# Available records
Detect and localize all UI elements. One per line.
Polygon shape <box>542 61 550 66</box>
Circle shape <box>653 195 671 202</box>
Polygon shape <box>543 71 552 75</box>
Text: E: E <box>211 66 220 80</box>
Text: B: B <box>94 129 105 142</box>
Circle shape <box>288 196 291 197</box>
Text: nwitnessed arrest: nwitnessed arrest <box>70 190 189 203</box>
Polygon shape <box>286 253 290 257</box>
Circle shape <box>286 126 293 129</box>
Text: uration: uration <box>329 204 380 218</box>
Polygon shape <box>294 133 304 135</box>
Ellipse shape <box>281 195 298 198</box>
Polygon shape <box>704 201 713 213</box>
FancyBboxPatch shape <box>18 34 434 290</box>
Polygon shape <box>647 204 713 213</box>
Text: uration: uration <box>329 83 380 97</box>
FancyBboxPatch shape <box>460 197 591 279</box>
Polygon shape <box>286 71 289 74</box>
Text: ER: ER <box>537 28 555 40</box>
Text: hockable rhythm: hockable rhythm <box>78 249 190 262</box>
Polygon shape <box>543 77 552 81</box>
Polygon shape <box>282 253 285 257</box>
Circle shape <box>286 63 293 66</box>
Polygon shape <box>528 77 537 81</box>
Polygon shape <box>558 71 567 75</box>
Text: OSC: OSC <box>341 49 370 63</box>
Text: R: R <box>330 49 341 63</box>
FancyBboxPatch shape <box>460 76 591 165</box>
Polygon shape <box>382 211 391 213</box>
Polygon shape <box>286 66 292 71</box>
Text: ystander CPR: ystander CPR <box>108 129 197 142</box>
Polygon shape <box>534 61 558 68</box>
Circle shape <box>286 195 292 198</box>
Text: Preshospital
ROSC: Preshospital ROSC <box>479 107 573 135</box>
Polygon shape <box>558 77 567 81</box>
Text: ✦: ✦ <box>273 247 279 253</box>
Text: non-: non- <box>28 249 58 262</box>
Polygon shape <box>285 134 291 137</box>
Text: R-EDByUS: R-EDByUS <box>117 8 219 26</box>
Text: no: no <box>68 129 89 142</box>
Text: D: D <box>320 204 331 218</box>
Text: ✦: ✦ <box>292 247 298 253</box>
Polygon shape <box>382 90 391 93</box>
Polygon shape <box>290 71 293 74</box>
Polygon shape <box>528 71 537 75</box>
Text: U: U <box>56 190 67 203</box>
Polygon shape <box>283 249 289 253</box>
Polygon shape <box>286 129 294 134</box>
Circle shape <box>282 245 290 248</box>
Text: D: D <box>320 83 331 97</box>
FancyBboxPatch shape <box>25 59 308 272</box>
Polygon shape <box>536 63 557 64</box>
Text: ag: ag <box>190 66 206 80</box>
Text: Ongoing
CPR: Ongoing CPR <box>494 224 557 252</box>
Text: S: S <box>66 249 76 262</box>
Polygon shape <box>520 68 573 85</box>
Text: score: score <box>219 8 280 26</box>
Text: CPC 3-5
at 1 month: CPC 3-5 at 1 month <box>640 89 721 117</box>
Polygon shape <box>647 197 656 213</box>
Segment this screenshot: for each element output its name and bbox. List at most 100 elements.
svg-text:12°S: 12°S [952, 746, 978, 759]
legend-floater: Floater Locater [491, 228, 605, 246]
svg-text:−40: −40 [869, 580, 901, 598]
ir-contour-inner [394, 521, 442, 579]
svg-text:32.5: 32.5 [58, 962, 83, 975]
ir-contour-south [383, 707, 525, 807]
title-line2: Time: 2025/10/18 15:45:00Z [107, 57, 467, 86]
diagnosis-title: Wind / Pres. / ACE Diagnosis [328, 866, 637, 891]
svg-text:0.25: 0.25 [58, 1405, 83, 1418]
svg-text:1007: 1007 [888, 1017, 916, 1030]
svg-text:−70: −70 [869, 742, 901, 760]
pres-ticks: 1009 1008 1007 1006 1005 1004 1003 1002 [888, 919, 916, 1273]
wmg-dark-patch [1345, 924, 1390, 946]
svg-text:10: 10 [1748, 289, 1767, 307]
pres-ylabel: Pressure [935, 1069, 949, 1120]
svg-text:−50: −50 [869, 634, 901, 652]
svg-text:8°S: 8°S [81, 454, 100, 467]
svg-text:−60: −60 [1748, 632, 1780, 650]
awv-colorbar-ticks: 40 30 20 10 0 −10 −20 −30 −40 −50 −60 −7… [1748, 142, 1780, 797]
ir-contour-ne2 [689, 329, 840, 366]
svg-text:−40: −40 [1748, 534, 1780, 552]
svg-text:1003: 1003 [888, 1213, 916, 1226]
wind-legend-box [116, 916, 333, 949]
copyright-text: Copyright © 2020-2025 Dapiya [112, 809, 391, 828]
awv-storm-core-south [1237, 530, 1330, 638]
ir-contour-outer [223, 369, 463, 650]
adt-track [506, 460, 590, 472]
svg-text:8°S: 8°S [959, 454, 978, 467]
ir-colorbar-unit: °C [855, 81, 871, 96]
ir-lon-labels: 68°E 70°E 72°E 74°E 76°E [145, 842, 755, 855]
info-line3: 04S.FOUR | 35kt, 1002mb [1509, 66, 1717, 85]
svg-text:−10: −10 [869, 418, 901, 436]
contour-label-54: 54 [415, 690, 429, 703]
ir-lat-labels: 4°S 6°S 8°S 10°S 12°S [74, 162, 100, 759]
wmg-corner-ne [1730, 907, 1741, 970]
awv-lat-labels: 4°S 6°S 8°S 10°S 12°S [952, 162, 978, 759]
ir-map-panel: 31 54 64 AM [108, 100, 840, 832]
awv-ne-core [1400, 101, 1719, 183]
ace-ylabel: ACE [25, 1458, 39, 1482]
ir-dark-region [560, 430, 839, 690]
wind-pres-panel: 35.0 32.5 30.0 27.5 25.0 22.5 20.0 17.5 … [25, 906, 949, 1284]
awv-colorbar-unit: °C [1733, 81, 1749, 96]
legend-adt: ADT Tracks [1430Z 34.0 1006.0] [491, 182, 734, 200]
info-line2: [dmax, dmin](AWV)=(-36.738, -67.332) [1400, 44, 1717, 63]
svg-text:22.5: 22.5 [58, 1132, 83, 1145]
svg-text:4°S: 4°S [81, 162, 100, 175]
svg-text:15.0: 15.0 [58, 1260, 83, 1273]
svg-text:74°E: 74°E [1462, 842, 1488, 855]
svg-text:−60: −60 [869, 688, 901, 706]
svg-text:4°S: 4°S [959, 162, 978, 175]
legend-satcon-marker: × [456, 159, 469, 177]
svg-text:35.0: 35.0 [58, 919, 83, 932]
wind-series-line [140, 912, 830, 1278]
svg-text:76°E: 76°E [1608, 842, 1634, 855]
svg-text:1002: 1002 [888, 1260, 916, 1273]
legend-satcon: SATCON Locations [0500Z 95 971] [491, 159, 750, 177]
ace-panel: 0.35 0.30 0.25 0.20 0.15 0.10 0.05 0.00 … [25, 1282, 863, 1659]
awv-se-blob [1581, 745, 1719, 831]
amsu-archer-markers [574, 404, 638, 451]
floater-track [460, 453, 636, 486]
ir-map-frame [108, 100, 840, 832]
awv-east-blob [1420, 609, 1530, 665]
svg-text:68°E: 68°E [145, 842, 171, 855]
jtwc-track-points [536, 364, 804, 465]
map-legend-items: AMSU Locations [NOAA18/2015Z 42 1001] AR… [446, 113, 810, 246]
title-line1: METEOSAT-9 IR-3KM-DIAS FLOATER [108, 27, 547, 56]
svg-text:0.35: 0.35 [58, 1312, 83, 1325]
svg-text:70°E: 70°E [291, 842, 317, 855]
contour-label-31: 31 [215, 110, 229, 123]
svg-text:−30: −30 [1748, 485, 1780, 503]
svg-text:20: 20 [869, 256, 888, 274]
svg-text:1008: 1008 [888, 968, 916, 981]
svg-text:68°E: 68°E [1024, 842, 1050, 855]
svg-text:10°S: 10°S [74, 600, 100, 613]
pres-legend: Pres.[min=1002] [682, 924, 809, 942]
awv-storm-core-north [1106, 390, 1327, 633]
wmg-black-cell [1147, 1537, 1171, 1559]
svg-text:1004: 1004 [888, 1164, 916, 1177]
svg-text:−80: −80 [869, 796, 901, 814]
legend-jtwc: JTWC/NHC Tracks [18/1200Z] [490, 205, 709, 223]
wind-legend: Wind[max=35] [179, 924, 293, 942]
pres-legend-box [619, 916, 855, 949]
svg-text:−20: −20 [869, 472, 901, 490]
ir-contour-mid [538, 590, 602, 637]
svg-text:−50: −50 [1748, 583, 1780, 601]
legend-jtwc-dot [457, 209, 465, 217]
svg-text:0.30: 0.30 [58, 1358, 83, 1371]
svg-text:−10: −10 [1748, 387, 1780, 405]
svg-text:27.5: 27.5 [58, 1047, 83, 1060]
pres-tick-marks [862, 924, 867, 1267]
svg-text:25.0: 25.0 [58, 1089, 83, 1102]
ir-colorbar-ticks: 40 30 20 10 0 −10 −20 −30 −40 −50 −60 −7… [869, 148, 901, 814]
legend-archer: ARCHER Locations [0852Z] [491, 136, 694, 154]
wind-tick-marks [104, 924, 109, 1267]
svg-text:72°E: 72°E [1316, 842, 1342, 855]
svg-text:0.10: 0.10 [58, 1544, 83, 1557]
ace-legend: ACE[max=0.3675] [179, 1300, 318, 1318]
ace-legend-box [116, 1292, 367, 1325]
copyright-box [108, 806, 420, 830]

# Exercise directions
Copy the listing from its first line through the line that contains "FancyBboxPatch shape <box>18 34 434 290</box>", replacing "Circle" with "Round" each time it occurs and keeping everything else unchanged.

# Exercise result
Detect and localize all UI elements. One per line.
Polygon shape <box>542 61 550 66</box>
Round shape <box>653 195 671 202</box>
Polygon shape <box>543 71 552 75</box>
Text: E: E <box>211 66 220 80</box>
Text: B: B <box>94 129 105 142</box>
Round shape <box>288 196 291 197</box>
Text: nwitnessed arrest: nwitnessed arrest <box>70 190 189 203</box>
Polygon shape <box>286 253 290 257</box>
Round shape <box>286 126 293 129</box>
Text: uration: uration <box>329 204 380 218</box>
Polygon shape <box>294 133 304 135</box>
Ellipse shape <box>281 195 298 198</box>
Polygon shape <box>704 201 713 213</box>
FancyBboxPatch shape <box>18 34 434 290</box>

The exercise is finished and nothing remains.